▼▼▼
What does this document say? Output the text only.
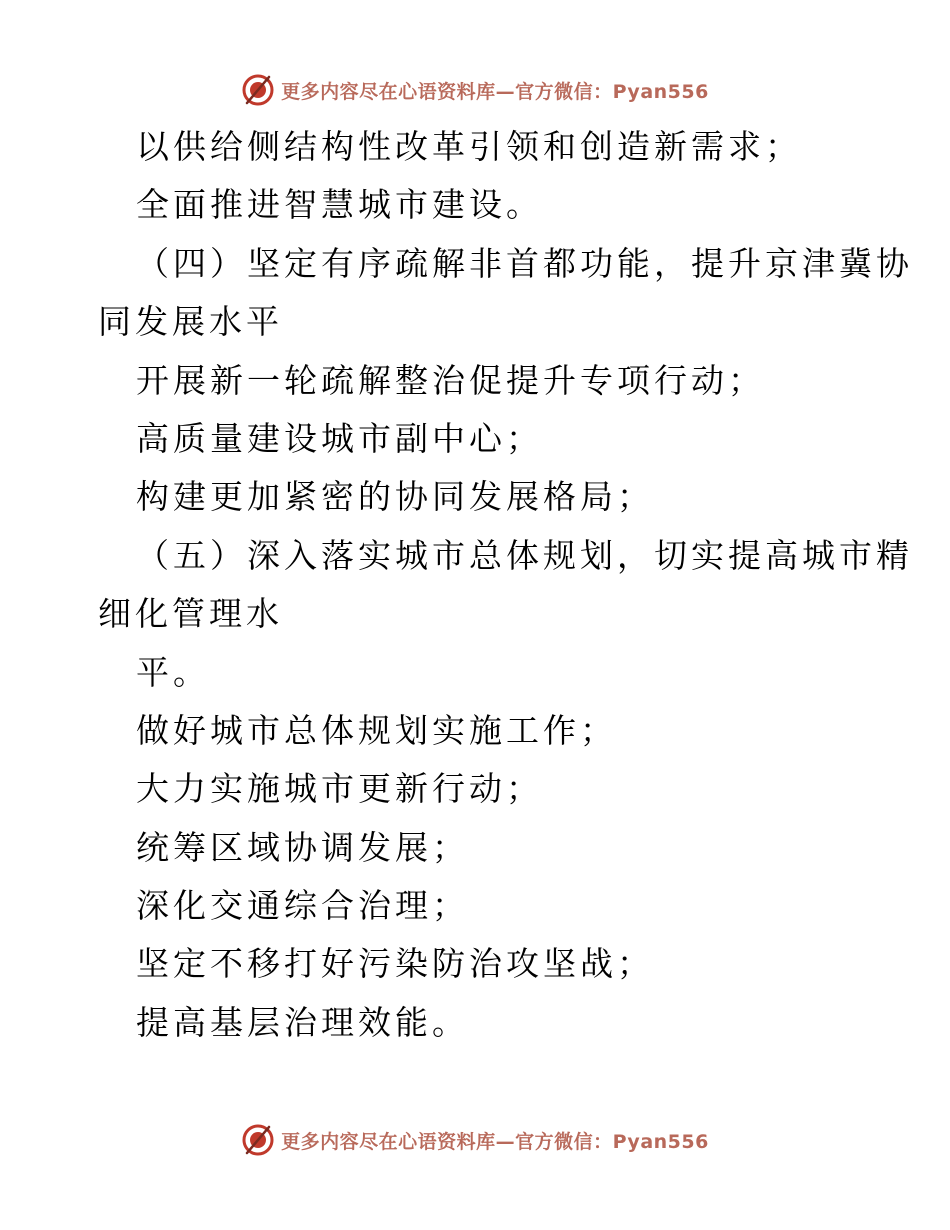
更多内容尽在心语资料库—官方微信：Pyan556
以供给侧结构性改革引领和创造新需求；
全面推进智慧城市建设。
（四）坚定有序疏解非首都功能，提升京津冀协
同发展水平
开展新一轮疏解整治促提升专项行动；
高质量建设城市副中心；
构建更加紧密的协同发展格局；
（五）深入落实城市总体规划，切实提高城市精
细化管理水
平。
做好城市总体规划实施工作；
大力实施城市更新行动；
统筹区域协调发展；
深化交通综合治理；
坚定不移打好污染防治攻坚战；
提高基层治理效能。
更多内容尽在心语资料库—官方微信：Pyan556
▲▲▲
• [Exercise objective]: Repeat the material above in full and unchanged, minus its images.

• [Problem solution]:
What does this document say? Output the text only.
更多内容尽在心语资料库—官方微信：Pyan556
以供给侧结构性改革引领和创造新需求；
全面推进智慧城市建设。
（四）坚定有序疏解非首都功能，提升京津冀协
同发展水平
开展新一轮疏解整治促提升专项行动；
高质量建设城市副中心；
构建更加紧密的协同发展格局；
（五）深入落实城市总体规划，切实提高城市精
细化管理水
平。
做好城市总体规划实施工作；
大力实施城市更新行动；
统筹区域协调发展；
深化交通综合治理；
坚定不移打好污染防治攻坚战；
提高基层治理效能。
更多内容尽在心语资料库—官方微信：Pyan556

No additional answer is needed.